__The problem__.
Identify the lines holding "extracted" and copy them.

(Records from a collection)
start

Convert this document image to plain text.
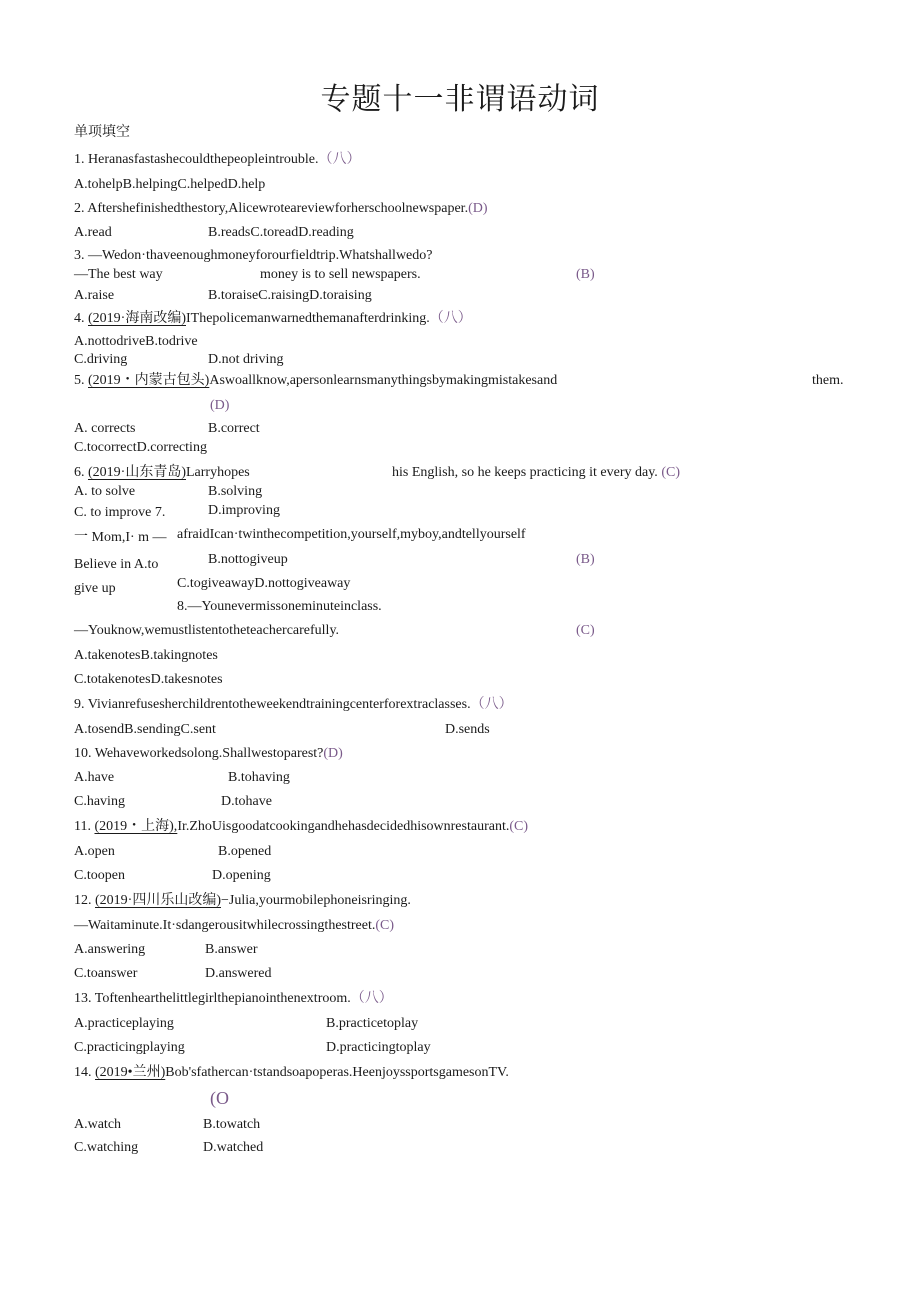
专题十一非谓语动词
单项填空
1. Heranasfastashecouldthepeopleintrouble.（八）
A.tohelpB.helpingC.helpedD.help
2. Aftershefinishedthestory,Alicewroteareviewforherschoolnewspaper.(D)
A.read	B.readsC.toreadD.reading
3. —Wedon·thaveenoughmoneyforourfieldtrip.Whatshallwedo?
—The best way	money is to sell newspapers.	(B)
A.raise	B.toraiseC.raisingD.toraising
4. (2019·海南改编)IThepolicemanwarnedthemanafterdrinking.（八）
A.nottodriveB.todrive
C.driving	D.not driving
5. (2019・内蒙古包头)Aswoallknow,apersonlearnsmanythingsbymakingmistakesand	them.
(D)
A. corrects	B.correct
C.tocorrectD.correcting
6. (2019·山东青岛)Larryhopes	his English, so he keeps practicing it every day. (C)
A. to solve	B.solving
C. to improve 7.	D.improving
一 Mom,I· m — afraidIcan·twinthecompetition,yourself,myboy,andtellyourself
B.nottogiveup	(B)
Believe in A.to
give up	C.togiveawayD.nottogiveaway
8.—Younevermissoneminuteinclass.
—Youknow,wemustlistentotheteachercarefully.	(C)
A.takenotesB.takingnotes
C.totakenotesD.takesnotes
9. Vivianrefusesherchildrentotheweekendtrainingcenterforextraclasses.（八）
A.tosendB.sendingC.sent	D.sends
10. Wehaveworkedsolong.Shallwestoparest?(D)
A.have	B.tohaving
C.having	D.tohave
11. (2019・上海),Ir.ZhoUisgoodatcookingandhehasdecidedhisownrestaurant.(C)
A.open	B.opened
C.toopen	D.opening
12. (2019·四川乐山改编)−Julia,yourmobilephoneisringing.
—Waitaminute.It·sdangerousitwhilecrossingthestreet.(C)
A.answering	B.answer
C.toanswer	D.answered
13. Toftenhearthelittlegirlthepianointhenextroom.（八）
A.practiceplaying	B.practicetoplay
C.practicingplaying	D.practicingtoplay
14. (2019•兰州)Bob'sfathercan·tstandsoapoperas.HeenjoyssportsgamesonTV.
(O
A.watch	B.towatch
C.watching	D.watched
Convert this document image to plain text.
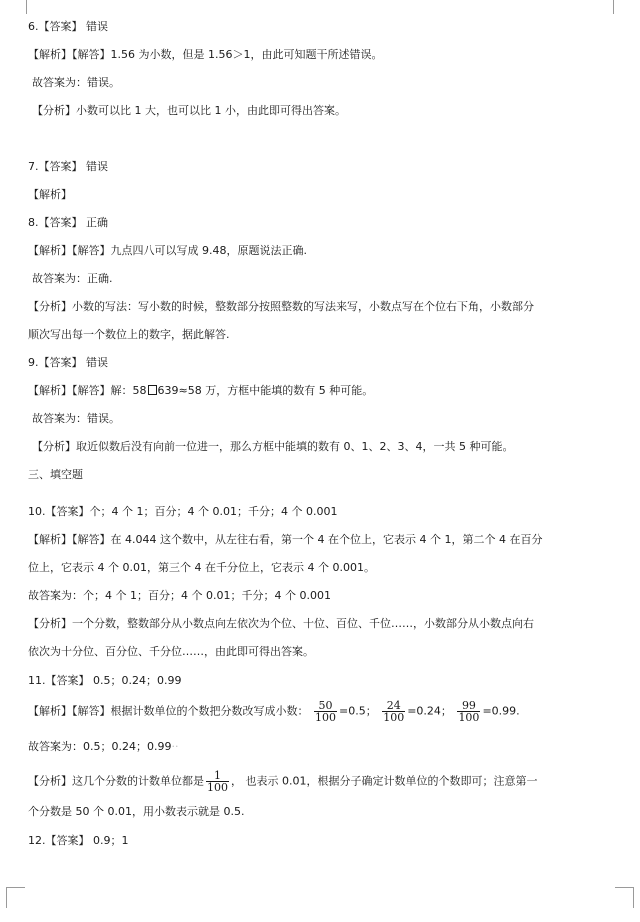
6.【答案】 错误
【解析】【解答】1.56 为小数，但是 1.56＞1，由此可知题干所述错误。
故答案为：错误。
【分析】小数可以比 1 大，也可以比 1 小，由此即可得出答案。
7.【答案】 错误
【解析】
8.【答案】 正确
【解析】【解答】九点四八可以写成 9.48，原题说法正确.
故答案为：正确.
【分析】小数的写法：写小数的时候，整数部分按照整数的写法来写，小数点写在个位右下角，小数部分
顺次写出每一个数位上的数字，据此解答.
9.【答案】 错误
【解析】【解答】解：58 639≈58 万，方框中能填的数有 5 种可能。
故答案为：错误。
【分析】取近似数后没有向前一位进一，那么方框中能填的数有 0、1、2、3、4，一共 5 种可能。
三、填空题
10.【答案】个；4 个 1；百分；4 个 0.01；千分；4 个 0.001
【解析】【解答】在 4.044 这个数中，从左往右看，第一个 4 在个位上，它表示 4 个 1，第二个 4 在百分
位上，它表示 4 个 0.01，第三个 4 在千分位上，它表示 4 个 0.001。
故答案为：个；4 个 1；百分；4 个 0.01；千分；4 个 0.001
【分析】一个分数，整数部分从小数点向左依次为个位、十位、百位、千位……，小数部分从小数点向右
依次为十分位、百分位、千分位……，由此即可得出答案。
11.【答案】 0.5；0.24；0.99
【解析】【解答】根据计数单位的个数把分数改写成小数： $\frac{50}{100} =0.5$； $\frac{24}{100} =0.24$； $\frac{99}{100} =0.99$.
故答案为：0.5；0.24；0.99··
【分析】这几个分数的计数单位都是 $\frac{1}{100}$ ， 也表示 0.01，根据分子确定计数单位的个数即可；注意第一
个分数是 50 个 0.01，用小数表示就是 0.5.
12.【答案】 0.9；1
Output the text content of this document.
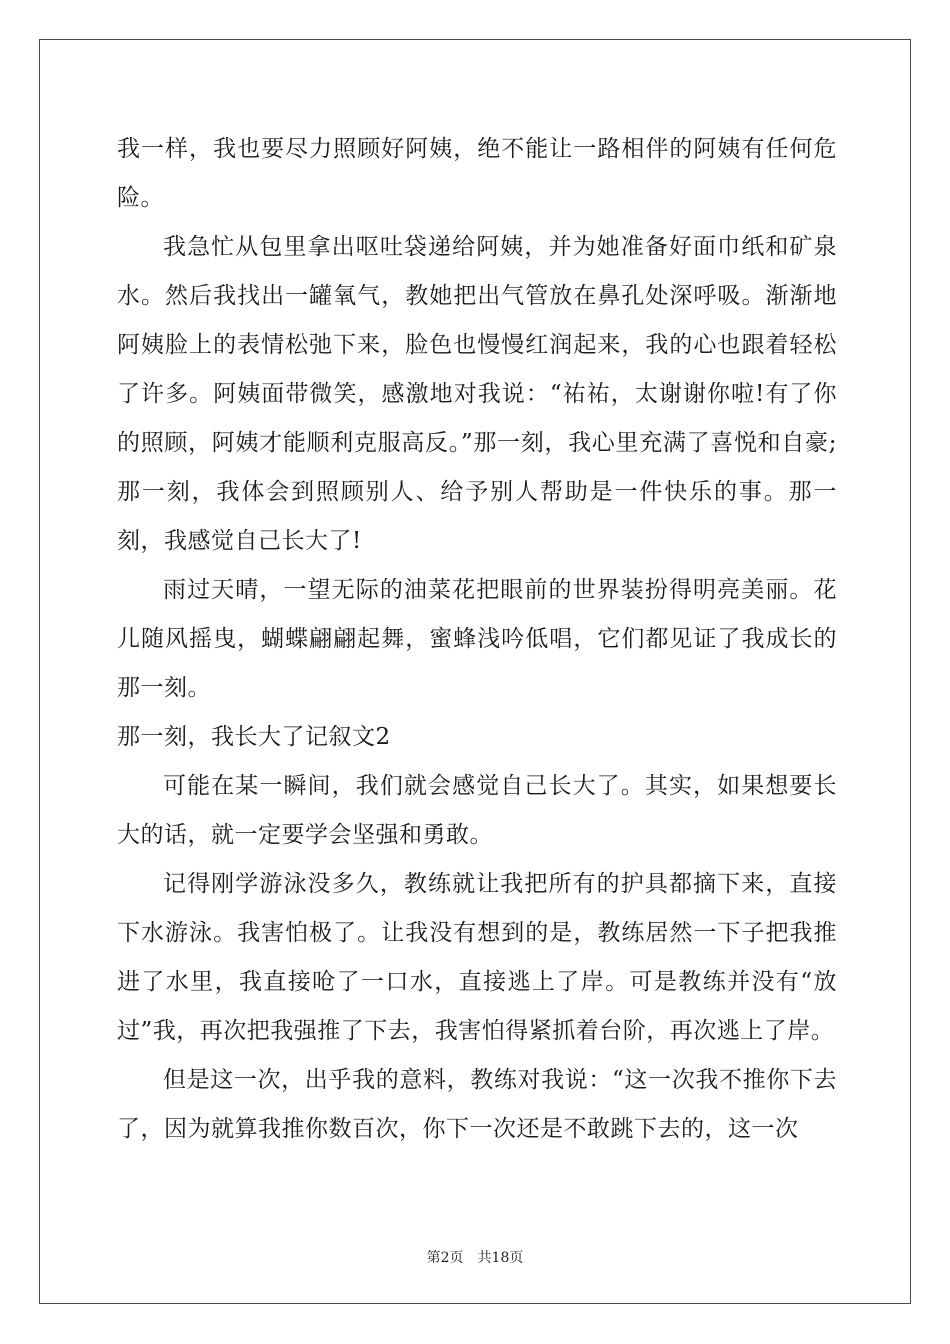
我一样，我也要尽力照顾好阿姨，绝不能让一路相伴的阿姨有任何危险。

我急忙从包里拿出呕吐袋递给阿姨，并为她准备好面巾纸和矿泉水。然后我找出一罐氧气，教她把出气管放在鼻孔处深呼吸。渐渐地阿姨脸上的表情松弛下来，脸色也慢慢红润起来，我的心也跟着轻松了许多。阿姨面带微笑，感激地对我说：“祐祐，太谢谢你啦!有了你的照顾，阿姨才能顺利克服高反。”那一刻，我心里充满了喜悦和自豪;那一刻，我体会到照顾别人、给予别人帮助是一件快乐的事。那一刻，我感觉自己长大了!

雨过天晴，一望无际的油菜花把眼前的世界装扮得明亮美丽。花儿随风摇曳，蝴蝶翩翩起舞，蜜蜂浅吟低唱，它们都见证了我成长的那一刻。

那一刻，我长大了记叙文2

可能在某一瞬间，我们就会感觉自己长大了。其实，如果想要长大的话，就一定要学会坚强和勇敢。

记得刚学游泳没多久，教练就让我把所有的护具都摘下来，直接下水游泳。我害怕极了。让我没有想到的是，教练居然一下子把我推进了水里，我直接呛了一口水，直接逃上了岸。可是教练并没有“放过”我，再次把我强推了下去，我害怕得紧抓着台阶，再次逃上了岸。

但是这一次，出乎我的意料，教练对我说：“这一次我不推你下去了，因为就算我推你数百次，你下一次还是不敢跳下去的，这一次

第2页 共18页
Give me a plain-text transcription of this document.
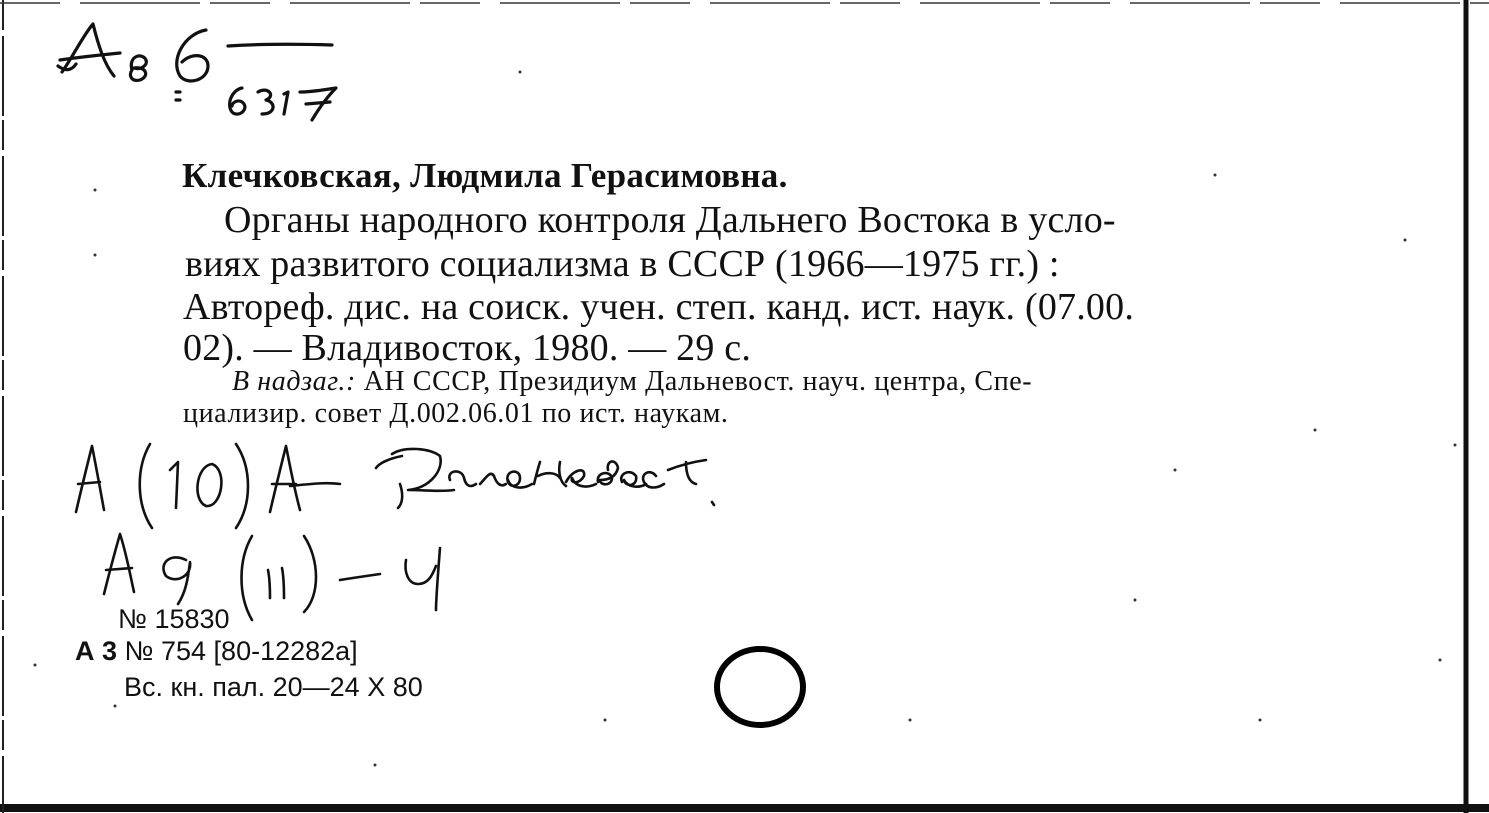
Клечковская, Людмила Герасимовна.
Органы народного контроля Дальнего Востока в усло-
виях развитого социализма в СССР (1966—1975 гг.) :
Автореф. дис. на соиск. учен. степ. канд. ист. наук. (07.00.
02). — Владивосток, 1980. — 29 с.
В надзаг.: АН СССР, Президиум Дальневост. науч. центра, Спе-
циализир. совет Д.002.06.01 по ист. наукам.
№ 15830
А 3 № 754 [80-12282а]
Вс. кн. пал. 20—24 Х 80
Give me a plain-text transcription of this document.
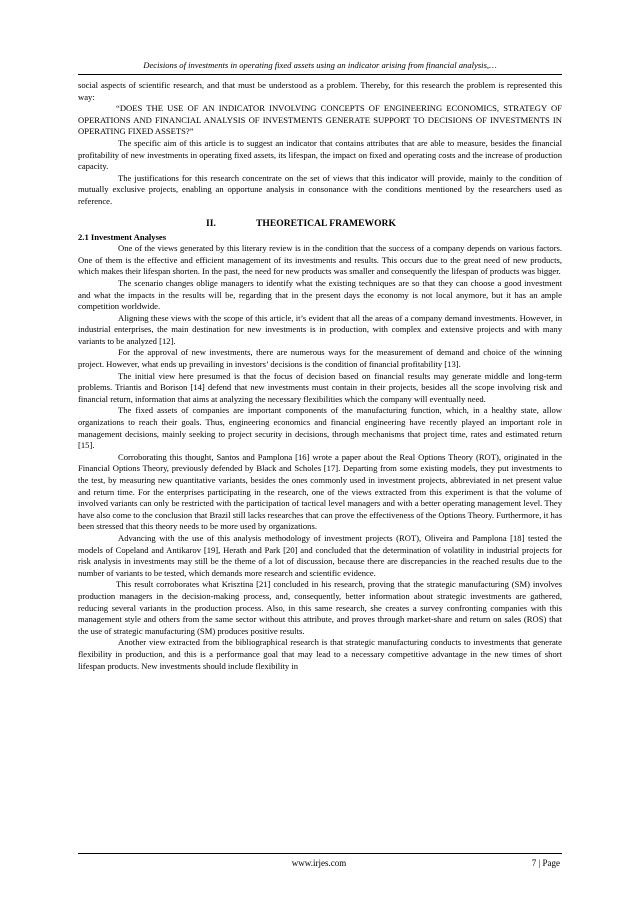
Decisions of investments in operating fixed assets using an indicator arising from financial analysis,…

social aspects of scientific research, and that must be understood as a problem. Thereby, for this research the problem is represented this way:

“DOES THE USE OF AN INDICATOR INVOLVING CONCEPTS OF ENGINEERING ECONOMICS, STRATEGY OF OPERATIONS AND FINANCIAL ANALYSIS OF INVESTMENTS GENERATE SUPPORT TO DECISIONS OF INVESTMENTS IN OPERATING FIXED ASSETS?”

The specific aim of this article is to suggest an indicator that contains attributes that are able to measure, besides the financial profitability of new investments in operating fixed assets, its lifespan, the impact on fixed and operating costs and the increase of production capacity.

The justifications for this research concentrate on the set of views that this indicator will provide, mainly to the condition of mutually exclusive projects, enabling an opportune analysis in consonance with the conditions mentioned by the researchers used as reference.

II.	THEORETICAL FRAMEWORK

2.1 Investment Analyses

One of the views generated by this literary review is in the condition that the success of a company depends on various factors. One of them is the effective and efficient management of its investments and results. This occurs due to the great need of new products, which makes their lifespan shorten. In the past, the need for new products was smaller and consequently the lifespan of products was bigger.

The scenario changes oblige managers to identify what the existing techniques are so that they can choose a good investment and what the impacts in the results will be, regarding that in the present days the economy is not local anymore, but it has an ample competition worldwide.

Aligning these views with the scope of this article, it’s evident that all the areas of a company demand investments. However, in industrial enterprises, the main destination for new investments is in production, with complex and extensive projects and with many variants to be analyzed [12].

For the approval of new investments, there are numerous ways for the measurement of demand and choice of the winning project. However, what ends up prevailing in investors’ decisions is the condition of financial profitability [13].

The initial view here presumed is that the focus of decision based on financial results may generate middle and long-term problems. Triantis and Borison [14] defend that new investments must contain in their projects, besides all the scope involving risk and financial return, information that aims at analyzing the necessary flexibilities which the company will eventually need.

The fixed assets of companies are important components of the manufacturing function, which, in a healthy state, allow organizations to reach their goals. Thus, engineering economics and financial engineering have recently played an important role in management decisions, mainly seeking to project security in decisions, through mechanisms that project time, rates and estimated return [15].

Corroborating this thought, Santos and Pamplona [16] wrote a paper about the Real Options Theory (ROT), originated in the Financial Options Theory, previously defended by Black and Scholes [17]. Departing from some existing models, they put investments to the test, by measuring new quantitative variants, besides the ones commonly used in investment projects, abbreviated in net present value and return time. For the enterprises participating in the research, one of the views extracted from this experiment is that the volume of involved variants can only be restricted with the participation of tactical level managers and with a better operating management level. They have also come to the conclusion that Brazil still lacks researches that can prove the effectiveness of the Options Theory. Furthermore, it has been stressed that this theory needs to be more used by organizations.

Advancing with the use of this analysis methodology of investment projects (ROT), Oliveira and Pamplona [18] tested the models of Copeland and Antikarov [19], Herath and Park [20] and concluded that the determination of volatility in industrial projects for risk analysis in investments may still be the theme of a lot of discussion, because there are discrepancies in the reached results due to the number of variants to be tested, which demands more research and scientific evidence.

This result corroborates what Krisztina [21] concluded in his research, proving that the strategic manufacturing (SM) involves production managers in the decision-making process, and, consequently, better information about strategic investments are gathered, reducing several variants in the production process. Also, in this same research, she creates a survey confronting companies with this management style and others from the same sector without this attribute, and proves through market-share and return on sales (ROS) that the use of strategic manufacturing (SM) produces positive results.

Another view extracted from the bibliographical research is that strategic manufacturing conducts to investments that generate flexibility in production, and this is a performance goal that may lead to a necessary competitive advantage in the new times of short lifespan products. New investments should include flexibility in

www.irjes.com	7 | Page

end

__Reply to the task__.
Corroborating this thought, Santos and Pamplona [16] wrote a paper about the Real Options Theory (ROT), originated in the Financial Options Theory, previously defended by Black and Scholes [17]. Departing from some existing models, they put investments to the test, by measuring new quantitative variants, besides the ones commonly used in investment projects, abbreviated in net present value and return time. For the enterprises participating in the research, one of the views extracted from this experiment is that the volume of involved variants can only be restricted with the participation of tactical level managers and with a better operating management level. They have also come to the conclusion that Brazil still lacks researches that can prove the effectiveness of the Options Theory. Furthermore, it has been stressed that this theory needs to be more used by organizations.
Another view extracted from the bibliographical research is that strategic manufacturing conducts to investments that generate flexibility in production, and this is a performance goal that may lead to a necessary competitive advantage in the new times of short lifespan products. New investments should include flexibility in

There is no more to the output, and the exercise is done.